■ PROBLEMS AND TASKS:
1: Using the passage on medieval instrument iconography, explain in one to three sentences why an individual instrument cannot be reconstructed uncritically from a page, painting or sculpture.
2: Please reproduce the text of the passage on medieval instrument iconography between "However, common features" and "makers and players.", inclusive.

■ EXCERPTED PASSAGE:

---*---

Medieval art or iconography is a rich resource for the researcher of medieval musical instruments, giving information about the physical features of gitterns, citoles, lutes, fiddles, and so on, the extent of their popularity and geographical reach, and design changes over time.

However, common features of medieval art, such as size distortion and perspective distortion, mean that an individual instrument cannot be reconstructed from the page, painting or sculpture uncritically. This has led some commentators to suggest that medieval art is wholly defective and unreliable for instrument makers and players.

Using examples from iconography, I aim to show that illustrations of medieval instruments yield valuable and practically applicable data if we have a considered and historically informed approach.

This article, the first of three, discusses:

the debate about representation and idolatry in the early church, and how this affected art;
how symbolism is fundamental to representation and meaning in medieval art;
how and why proportion in medieval art is often symbolic rather than naturalistic;
nonetheless, the case for realism in medieval art, that it gives important real-world information, with examples from farming and ornithology;
and that this real-world information extends to our knowledge of medieval instruments, with examples.

---*---

■ ENTRIES:

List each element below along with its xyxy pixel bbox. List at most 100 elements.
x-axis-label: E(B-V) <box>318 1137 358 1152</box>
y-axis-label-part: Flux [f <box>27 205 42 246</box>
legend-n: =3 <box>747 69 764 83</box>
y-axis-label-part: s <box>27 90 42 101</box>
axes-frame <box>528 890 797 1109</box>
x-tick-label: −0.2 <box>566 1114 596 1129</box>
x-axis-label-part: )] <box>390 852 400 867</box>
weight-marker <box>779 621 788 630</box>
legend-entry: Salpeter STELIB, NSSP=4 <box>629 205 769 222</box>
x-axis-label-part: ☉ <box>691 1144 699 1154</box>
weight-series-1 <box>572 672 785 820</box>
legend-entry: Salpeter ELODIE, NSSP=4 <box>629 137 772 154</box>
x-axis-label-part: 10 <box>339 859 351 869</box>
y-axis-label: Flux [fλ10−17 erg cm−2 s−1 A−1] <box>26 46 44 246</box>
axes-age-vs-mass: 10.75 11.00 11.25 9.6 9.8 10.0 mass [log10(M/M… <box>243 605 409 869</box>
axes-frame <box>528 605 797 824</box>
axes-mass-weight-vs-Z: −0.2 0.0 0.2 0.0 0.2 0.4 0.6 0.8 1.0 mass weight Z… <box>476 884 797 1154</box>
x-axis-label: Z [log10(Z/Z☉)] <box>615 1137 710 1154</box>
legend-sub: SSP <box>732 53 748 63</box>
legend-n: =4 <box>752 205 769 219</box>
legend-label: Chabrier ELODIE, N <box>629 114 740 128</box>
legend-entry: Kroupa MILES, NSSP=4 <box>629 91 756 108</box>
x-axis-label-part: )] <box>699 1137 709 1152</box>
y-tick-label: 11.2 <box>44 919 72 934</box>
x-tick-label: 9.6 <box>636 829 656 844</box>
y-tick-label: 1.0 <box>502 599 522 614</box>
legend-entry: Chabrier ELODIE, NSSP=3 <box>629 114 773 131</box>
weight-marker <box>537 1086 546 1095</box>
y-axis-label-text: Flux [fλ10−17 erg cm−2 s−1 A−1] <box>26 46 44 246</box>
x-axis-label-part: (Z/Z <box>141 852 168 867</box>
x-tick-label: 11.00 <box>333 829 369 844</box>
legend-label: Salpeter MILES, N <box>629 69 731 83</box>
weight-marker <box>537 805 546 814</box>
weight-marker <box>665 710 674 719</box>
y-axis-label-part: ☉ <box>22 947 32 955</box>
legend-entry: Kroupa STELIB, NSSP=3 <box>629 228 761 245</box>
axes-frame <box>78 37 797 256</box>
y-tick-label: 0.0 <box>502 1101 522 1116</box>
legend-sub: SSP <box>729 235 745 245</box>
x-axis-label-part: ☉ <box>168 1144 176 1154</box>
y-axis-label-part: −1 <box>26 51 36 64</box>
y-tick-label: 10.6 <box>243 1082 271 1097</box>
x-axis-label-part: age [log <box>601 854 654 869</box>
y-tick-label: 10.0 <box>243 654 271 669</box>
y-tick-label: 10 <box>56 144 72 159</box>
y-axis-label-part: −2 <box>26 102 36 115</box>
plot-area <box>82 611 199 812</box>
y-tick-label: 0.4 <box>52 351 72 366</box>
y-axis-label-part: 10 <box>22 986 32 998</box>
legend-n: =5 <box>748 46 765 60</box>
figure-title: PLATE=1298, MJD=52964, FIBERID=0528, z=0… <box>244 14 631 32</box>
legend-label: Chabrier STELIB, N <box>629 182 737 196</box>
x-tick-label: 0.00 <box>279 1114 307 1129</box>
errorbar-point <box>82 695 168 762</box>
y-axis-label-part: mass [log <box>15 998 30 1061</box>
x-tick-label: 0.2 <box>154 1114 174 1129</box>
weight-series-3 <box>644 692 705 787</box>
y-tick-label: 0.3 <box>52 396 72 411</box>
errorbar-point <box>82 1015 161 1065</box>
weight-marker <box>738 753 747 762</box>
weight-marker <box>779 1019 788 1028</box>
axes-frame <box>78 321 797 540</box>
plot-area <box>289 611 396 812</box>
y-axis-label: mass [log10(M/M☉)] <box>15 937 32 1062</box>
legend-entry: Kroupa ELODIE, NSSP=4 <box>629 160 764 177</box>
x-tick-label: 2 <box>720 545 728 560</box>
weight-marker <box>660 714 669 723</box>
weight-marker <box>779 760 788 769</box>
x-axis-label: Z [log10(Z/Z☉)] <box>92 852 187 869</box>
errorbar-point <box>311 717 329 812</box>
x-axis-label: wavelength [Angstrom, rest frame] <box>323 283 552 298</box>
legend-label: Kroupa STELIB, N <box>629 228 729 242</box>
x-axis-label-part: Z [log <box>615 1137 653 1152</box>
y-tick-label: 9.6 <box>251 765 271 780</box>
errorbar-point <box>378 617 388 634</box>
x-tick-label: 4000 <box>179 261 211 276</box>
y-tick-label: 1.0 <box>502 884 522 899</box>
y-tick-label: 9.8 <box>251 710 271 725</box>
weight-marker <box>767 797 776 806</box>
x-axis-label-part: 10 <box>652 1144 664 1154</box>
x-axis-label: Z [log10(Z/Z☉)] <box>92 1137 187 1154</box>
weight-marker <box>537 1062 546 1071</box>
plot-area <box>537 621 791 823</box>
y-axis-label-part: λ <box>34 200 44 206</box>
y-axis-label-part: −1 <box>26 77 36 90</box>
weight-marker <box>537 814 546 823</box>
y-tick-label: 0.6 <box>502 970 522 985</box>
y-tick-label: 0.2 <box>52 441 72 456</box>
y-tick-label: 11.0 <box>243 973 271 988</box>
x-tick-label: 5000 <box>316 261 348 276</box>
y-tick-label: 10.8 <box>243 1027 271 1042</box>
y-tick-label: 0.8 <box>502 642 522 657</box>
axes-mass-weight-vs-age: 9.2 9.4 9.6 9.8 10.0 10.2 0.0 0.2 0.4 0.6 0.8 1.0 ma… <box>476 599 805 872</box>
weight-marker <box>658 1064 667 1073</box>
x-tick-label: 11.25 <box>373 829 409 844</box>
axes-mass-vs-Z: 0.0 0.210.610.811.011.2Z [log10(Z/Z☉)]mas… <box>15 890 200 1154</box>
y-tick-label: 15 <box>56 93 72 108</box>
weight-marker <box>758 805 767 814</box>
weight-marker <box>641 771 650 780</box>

---*---

■ FULL SOLUTIONS:
1: Medieval art commonly shows size distortion and perspective distortion. Because of this, an illustration cannot be taken at face value as an accurate record of a single instrument's features.

2:
However, common features of medieval art, such as size distortion and perspective distortion, mean that an individual instrument cannot be reconstructed from the page, painting or sculpture uncritically. This has led some commentators to suggest that medieval art is wholly defective and unreliable for instrument makers and players.